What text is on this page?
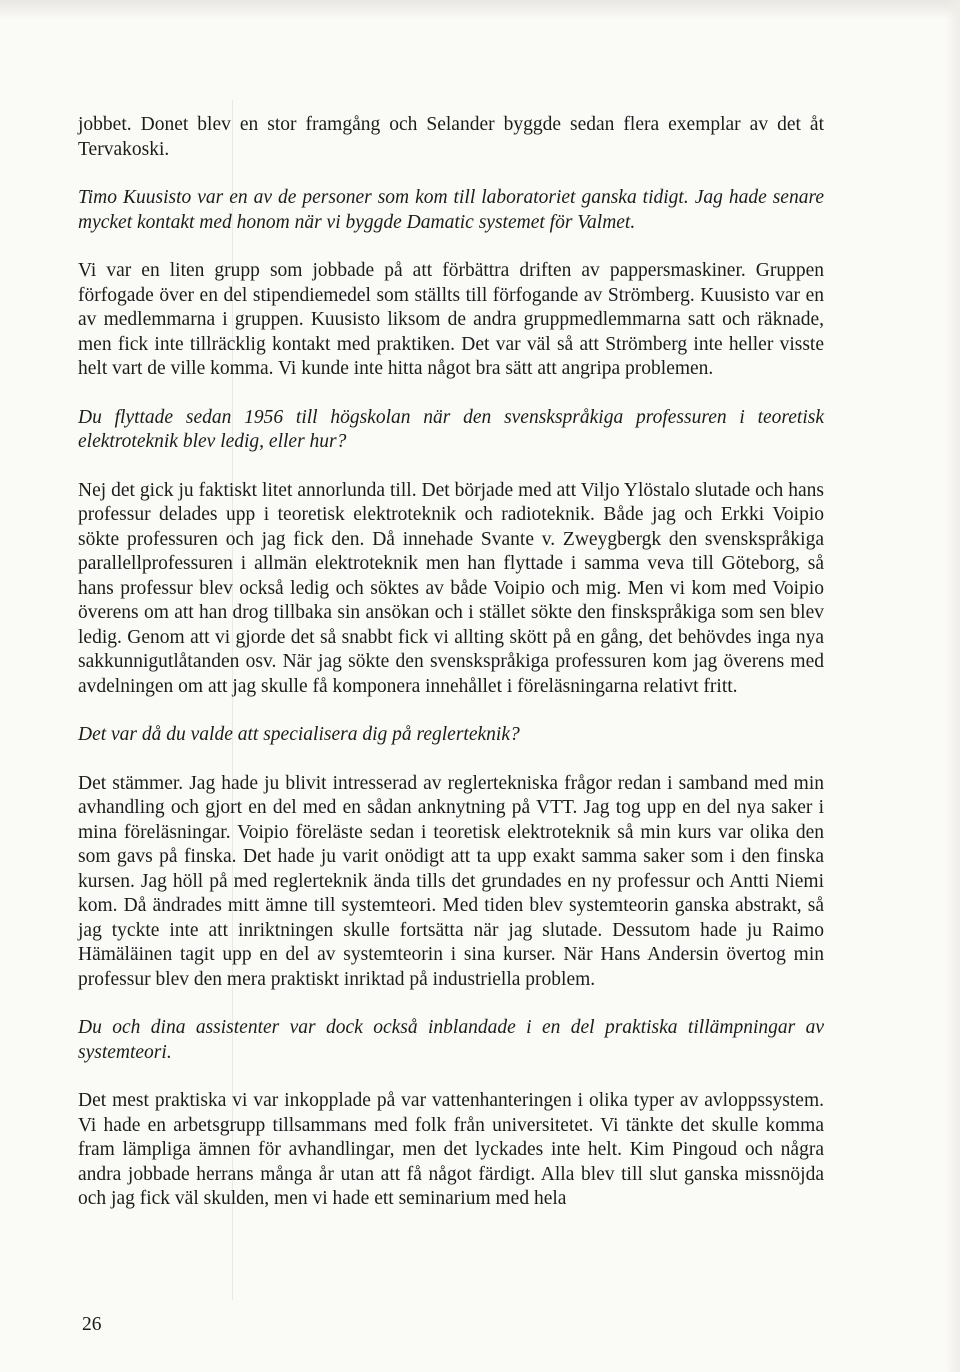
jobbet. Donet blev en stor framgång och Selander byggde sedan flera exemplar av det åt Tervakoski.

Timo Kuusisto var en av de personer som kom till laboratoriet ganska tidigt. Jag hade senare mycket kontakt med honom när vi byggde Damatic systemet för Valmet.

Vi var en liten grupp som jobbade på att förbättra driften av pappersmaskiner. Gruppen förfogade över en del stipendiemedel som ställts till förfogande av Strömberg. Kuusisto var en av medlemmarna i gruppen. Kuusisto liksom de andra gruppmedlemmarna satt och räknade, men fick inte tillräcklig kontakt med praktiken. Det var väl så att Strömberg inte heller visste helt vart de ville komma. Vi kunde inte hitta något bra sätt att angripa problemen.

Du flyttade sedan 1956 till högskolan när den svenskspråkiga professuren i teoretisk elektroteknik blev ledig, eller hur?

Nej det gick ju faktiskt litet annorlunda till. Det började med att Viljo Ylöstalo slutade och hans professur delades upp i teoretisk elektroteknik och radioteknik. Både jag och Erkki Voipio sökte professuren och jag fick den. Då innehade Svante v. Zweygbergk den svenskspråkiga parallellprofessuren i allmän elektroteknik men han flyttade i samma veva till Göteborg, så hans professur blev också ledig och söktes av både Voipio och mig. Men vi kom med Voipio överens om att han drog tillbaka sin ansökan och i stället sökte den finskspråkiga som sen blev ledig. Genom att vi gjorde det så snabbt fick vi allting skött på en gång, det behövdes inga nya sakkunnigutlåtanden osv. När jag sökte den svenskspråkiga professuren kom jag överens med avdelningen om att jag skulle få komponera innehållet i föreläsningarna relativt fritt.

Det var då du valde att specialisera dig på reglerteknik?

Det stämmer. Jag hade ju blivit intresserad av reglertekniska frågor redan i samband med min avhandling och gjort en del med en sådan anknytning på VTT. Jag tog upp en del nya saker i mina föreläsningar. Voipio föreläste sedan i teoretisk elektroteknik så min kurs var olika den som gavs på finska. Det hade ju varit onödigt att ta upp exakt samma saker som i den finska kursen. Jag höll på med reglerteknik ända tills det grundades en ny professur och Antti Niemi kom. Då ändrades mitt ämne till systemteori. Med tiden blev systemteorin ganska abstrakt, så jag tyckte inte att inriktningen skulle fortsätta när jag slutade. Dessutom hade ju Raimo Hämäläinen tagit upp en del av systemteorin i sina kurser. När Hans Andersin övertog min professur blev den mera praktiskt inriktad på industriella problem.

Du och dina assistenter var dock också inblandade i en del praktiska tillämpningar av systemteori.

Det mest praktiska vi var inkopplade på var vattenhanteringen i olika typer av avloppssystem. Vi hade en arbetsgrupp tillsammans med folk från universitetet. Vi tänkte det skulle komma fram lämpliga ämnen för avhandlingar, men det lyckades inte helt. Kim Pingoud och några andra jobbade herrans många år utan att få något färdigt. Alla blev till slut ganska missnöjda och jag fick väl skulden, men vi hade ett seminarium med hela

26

+-------+

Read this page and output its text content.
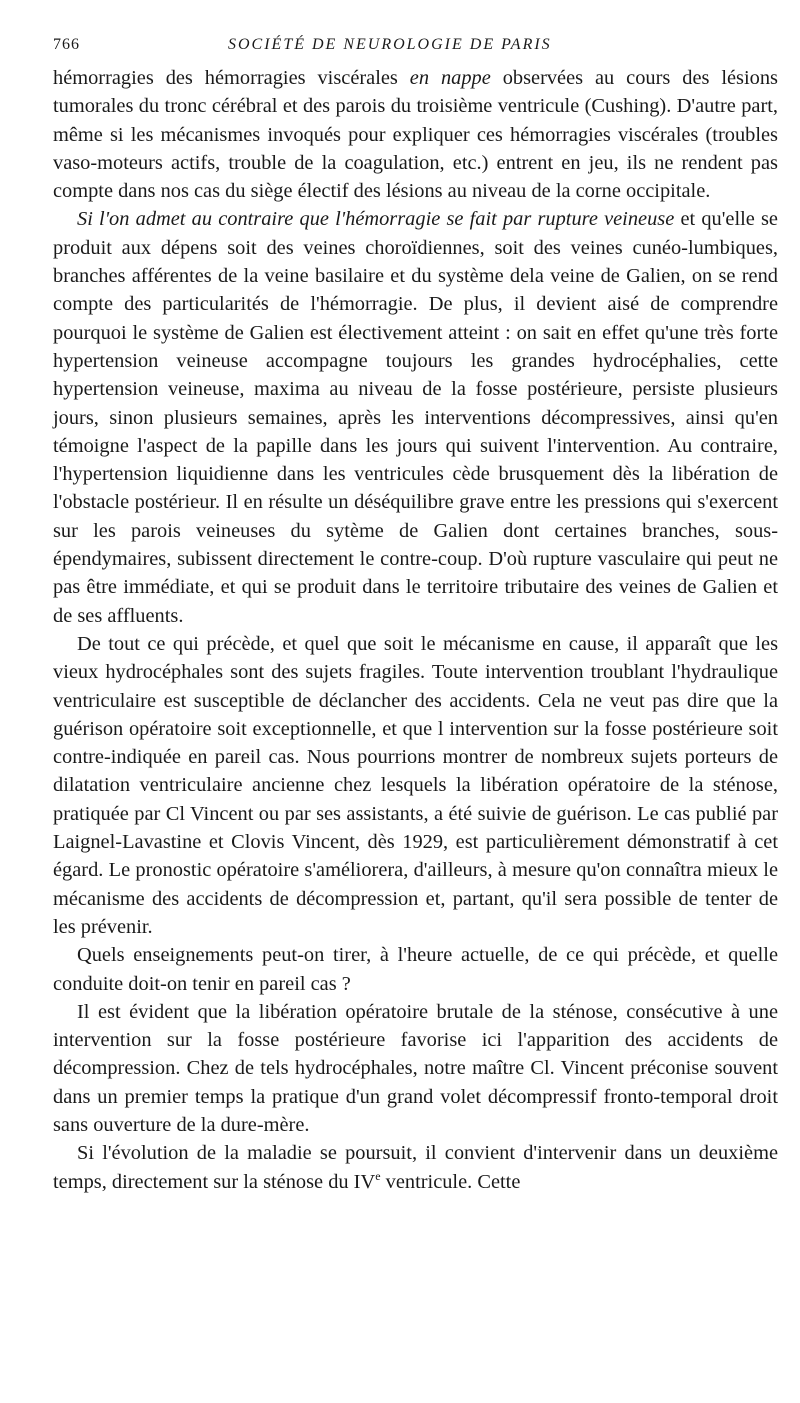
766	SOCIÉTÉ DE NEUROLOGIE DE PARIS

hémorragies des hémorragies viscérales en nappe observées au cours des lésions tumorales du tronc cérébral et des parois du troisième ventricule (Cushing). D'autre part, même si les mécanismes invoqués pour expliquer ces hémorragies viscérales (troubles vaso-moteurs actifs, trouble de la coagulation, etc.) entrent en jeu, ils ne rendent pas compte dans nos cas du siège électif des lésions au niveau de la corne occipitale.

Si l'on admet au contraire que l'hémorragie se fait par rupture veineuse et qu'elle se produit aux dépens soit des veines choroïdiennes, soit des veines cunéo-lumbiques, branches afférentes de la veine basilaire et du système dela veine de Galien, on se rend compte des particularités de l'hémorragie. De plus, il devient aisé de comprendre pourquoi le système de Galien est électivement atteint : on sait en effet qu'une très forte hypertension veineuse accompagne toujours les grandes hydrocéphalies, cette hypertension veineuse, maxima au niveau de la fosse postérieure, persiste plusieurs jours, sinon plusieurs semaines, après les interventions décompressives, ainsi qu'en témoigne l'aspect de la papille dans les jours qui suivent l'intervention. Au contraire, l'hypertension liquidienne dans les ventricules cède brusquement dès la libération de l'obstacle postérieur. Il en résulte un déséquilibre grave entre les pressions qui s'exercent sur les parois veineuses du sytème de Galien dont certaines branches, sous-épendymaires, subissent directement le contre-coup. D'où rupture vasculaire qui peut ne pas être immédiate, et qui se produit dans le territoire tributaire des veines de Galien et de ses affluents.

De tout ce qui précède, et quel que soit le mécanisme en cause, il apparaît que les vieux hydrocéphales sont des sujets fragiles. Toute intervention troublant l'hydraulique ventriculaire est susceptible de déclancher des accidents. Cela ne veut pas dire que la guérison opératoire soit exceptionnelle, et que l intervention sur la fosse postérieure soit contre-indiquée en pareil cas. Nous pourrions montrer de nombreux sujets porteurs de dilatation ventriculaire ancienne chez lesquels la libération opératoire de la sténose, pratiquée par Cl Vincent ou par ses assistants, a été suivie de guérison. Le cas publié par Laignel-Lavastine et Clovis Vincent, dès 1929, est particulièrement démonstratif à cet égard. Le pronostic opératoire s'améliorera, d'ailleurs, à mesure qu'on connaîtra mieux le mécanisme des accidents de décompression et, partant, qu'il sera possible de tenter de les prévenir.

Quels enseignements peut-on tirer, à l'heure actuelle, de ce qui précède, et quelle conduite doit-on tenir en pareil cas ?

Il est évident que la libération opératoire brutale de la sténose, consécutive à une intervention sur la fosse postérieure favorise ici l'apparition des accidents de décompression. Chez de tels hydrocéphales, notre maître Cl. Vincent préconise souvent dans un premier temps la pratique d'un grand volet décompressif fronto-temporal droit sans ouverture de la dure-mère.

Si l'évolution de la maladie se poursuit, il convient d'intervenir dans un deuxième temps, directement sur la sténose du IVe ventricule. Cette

+-------+

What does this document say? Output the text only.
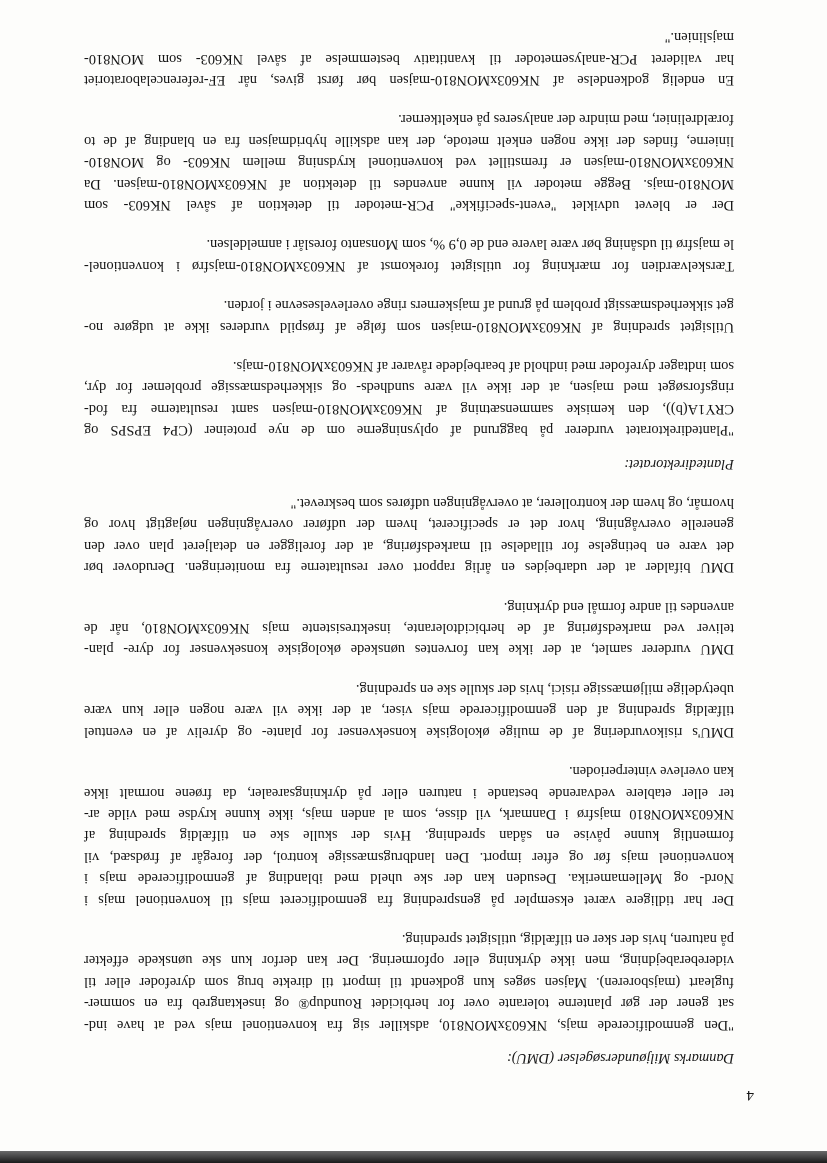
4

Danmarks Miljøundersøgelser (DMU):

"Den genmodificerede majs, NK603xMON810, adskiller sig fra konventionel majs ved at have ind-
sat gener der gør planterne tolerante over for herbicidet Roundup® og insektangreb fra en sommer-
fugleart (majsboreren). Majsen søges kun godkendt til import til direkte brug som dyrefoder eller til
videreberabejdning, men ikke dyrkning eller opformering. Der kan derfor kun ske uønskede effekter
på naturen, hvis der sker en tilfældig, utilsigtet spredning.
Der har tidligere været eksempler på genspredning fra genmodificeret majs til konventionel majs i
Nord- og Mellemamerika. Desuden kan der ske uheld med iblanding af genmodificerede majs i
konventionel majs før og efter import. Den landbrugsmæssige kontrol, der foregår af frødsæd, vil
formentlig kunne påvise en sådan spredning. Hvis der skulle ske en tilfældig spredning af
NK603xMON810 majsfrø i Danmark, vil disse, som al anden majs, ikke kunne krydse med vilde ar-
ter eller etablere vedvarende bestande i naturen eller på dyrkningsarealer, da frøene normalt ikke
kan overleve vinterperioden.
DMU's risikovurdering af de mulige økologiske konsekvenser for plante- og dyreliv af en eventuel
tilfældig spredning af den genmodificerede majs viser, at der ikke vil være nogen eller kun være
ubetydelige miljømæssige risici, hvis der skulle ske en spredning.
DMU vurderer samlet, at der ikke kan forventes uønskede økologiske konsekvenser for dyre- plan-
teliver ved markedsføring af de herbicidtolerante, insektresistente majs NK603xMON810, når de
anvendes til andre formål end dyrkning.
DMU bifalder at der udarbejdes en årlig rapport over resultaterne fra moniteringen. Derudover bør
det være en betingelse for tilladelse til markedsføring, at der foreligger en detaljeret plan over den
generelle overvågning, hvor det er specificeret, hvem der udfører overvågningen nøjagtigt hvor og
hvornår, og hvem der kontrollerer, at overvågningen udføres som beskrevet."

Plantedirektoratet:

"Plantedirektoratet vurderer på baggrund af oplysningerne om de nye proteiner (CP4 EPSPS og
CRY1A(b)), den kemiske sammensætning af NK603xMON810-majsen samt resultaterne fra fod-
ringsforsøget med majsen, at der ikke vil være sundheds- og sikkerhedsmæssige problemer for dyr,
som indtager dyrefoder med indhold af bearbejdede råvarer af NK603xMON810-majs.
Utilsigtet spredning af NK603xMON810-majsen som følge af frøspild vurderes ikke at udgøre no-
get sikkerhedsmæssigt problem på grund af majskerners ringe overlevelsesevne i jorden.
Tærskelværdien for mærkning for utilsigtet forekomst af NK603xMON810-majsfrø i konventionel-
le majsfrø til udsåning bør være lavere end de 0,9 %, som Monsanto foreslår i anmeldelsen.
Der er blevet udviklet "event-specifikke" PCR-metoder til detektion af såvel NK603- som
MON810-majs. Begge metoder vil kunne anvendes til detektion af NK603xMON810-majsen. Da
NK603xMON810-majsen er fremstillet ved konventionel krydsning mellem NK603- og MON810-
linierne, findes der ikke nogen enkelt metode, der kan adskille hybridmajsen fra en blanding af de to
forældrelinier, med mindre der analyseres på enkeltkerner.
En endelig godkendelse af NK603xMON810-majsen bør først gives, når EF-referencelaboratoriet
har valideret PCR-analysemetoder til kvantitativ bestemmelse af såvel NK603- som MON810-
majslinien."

+-------+

WHAT IS BEING ASKED:
When a line in the records holds the string "markedsføring", copy that line.

TASK ANSWER:
teliver ved markedsføring af de herbicidtolerante, insektresistente majs NK603xMON810, når de
det være en betingelse for tilladelse til markedsføring, at der foreligger en detaljeret plan over den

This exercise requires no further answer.